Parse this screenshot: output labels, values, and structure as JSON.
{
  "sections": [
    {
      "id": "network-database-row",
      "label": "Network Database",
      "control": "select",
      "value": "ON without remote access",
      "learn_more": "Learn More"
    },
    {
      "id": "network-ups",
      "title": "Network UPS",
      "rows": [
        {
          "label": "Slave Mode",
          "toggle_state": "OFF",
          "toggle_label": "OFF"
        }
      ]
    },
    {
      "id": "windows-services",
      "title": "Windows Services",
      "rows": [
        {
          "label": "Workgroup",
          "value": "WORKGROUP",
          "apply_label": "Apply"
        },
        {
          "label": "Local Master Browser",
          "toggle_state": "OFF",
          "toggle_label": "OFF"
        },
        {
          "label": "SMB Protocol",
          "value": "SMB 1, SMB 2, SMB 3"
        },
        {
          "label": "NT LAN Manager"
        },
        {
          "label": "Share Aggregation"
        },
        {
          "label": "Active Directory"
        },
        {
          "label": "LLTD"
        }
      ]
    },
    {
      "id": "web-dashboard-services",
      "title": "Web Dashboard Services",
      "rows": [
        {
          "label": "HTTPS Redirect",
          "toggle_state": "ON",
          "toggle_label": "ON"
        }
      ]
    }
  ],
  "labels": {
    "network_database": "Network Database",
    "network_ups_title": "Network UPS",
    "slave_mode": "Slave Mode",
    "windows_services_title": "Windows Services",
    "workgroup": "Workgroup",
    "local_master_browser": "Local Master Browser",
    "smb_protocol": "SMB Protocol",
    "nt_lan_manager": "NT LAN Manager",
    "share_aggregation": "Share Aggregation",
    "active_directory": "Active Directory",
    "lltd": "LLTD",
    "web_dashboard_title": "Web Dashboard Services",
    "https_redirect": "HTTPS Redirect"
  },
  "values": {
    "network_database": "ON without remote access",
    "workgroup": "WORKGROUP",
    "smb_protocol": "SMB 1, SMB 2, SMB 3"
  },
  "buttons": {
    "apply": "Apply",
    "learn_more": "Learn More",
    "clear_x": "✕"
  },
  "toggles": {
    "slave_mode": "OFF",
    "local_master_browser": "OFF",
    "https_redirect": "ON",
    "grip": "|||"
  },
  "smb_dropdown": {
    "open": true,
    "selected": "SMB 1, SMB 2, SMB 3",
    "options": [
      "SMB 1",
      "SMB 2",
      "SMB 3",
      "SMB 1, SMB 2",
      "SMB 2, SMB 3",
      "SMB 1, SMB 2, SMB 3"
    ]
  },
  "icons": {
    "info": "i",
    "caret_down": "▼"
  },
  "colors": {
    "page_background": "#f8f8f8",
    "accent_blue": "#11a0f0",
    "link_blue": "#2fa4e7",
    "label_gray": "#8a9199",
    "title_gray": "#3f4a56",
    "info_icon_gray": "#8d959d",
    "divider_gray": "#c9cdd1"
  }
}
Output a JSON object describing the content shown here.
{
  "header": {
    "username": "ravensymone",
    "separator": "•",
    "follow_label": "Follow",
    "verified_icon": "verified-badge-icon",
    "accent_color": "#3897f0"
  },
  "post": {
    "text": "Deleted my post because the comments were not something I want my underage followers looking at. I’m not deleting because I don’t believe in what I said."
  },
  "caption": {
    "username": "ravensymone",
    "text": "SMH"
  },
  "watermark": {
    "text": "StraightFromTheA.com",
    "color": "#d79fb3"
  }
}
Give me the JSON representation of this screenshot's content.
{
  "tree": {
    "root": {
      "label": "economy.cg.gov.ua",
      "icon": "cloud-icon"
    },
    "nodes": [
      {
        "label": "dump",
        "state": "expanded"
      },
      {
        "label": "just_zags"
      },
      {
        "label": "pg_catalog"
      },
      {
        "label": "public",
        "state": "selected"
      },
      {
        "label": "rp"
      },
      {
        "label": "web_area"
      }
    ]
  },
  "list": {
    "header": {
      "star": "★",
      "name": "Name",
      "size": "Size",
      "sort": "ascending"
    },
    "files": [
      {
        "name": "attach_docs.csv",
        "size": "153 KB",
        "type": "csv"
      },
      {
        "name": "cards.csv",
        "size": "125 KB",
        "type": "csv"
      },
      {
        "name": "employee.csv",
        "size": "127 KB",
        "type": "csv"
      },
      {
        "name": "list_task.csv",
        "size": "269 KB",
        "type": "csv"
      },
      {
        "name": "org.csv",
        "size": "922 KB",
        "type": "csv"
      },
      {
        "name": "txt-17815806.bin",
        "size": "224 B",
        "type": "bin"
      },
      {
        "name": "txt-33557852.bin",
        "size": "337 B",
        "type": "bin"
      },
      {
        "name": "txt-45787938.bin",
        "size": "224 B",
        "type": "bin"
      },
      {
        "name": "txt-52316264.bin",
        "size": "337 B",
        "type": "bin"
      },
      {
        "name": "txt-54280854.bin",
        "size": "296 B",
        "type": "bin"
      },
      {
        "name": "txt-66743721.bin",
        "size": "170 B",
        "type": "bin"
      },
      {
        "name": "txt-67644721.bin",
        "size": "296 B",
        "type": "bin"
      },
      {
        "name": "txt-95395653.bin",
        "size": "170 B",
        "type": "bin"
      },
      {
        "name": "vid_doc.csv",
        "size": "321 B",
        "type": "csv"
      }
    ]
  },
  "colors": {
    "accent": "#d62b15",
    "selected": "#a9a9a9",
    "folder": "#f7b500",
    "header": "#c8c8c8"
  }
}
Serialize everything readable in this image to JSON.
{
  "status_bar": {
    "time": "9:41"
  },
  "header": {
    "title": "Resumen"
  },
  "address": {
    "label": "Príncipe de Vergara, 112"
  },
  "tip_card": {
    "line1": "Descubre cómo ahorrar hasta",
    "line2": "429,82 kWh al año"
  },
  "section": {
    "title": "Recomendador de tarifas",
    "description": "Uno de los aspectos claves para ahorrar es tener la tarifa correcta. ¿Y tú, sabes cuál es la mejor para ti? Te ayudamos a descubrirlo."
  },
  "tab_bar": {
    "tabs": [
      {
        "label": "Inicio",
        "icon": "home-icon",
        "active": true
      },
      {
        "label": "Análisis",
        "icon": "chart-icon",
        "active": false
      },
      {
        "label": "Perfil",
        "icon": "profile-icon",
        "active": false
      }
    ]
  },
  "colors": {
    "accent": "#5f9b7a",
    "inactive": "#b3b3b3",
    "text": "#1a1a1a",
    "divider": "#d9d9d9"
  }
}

-- -- --

**TO BE DONE**
Extract each line of the listing above, copying it word for word.

**RESULT OF THIS EXERCISE**
Parse this screenshot: output labels, values, and structure as JSON.
{
  "sections": [
    {
      "id": "network-database-row",
      "label": "Network Database",
      "control": "select",
      "value": "ON without remote access",
      "learn_more": "Learn More"
    },
    {
      "id": "network-ups",
      "title": "Network UPS",
      "rows": [
        {
          "label": "Slave Mode",
          "toggle_state": "OFF",
          "toggle_label": "OFF"
        }
      ]
    },
    {
      "id": "windows-services",
      "title": "Windows Services",
      "rows": [
        {
          "label": "Workgroup",
          "value": "WORKGROUP",
          "apply_label": "Apply"
        },
        {
          "label": "Local Master Browser",
          "toggle_state": "OFF",
          "toggle_label": "OFF"
        },
        {
          "label": "SMB Protocol",
          "value": "SMB 1, SMB 2, SMB 3"
        },
        {
          "label": "NT LAN Manager"
        },
        {
          "label": "Share Aggregation"
        },
        {
          "label": "Active Directory"
        },
        {
          "label": "LLTD"
        }
      ]
    },
    {
      "id": "web-dashboard-services",
      "title": "Web Dashboard Services",
      "rows": [
        {
          "label": "HTTPS Redirect",
          "toggle_state": "ON",
          "toggle_label": "ON"
        }
      ]
    }
  ],
  "labels": {
    "network_database": "Network Database",
    "network_ups_title": "Network UPS",
    "slave_mode": "Slave Mode",
    "windows_services_title": "Windows Services",
    "workgroup": "Workgroup",
    "local_master_browser": "Local Master Browser",
    "smb_protocol": "SMB Protocol",
    "nt_lan_manager": "NT LAN Manager",
    "share_aggregation": "Share Aggregation",
    "active_directory": "Active Directory",
    "lltd": "LLTD",
    "web_dashboard_title": "Web Dashboard Services",
    "https_redirect": "HTTPS Redirect"
  },
  "values": {
    "network_database": "ON without remote access",
    "workgroup": "WORKGROUP",
    "smb_protocol": "SMB 1, SMB 2, SMB 3"
  },
  "buttons": {
    "apply": "Apply",
    "learn_more": "Learn More",
    "clear_x": "✕"
  },
  "toggles": {
    "slave_mode": "OFF",
    "local_master_browser": "OFF",
    "https_redirect": "ON",
    "grip": "|||"
  },
  "smb_dropdown": {
    "open": true,
    "selected": "SMB 1, SMB 2, SMB 3",
    "options": [
      "SMB 1",
      "SMB 2",
      "SMB 3",
      "SMB 1, SMB 2",
      "SMB 2, SMB 3",
      "SMB 1, SMB 2, SMB 3"
    ]
  },
  "icons": {
    "info": "i",
    "caret_down": "▼"
  },
  "colors": {
    "page_background": "#f8f8f8",
    "accent_blue": "#11a0f0",
    "link_blue": "#2fa4e7",
    "label_gray": "#8a9199",
    "title_gray": "#3f4a56",
    "info_icon_gray": "#8d959d",
    "divider_gray": "#c9cdd1"
  }
}
Output a JSON object describing the content shown here.
{
  "header": {
    "username": "ravensymone",
    "separator": "•",
    "follow_label": "Follow",
    "verified_icon": "verified-badge-icon",
    "accent_color": "#3897f0"
  },
  "post": {
    "text": "Deleted my post because the comments were not something I want my underage followers looking at. I’m not deleting because I don’t believe in what I said."
  },
  "caption": {
    "username": "ravensymone",
    "text": "SMH"
  },
  "watermark": {
    "text": "StraightFromTheA.com",
    "color": "#d79fb3"
  }
}
Give me the JSON representation of this screenshot's content.
{
  "tree": {
    "root": {
      "label": "economy.cg.gov.ua",
      "icon": "cloud-icon"
    },
    "nodes": [
      {
        "label": "dump",
        "state": "expanded"
      },
      {
        "label": "just_zags"
      },
      {
        "label": "pg_catalog"
      },
      {
        "label": "public",
        "state": "selected"
      },
      {
        "label": "rp"
      },
      {
        "label": "web_area"
      }
    ]
  },
  "list": {
    "header": {
      "star": "★",
      "name": "Name",
      "size": "Size",
      "sort": "ascending"
    },
    "files": [
      {
        "name": "attach_docs.csv",
        "size": "153 KB",
        "type": "csv"
      },
      {
        "name": "cards.csv",
        "size": "125 KB",
        "type": "csv"
      },
      {
        "name": "employee.csv",
        "size": "127 KB",
        "type": "csv"
      },
      {
        "name": "list_task.csv",
        "size": "269 KB",
        "type": "csv"
      },
      {
        "name": "org.csv",
        "size": "922 KB",
        "type": "csv"
      },
      {
        "name": "txt-17815806.bin",
        "size": "224 B",
        "type": "bin"
      },
      {
        "name": "txt-33557852.bin",
        "size": "337 B",
        "type": "bin"
      },
      {
        "name": "txt-45787938.bin",
        "size": "224 B",
        "type": "bin"
      },
      {
        "name": "txt-52316264.bin",
        "size": "337 B",
        "type": "bin"
      },
      {
        "name": "txt-54280854.bin",
        "size": "296 B",
        "type": "bin"
      },
      {
        "name": "txt-66743721.bin",
        "size": "170 B",
        "type": "bin"
      },
      {
        "name": "txt-67644721.bin",
        "size": "296 B",
        "type": "bin"
      },
      {
        "name": "txt-95395653.bin",
        "size": "170 B",
        "type": "bin"
      },
      {
        "name": "vid_doc.csv",
        "size": "321 B",
        "type": "csv"
      }
    ]
  },
  "colors": {
    "accent": "#d62b15",
    "selected": "#a9a9a9",
    "folder": "#f7b500",
    "header": "#c8c8c8"
  }
}
Serialize everything readable in this image to JSON.
{
  "status_bar": {
    "time": "9:41"
  },
  "header": {
    "title": "Resumen"
  },
  "address": {
    "label": "Príncipe de Vergara, 112"
  },
  "tip_card": {
    "line1": "Descubre cómo ahorrar hasta",
    "line2": "429,82 kWh al año"
  },
  "section": {
    "title": "Recomendador de tarifas",
    "description": "Uno de los aspectos claves para ahorrar es tener la tarifa correcta. ¿Y tú, sabes cuál es la mejor para ti? Te ayudamos a descubrirlo."
  },
  "tab_bar": {
    "tabs": [
      {
        "label": "Inicio",
        "icon": "home-icon",
        "active": true
      },
      {
        "label": "Análisis",
        "icon": "chart-icon",
        "active": false
      },
      {
        "label": "Perfil",
        "icon": "profile-icon",
        "active": false
      }
    ]
  },
  "colors": {
    "accent": "#5f9b7a",
    "inactive": "#b3b3b3",
    "text": "#1a1a1a",
    "divider": "#d9d9d9"
  }
}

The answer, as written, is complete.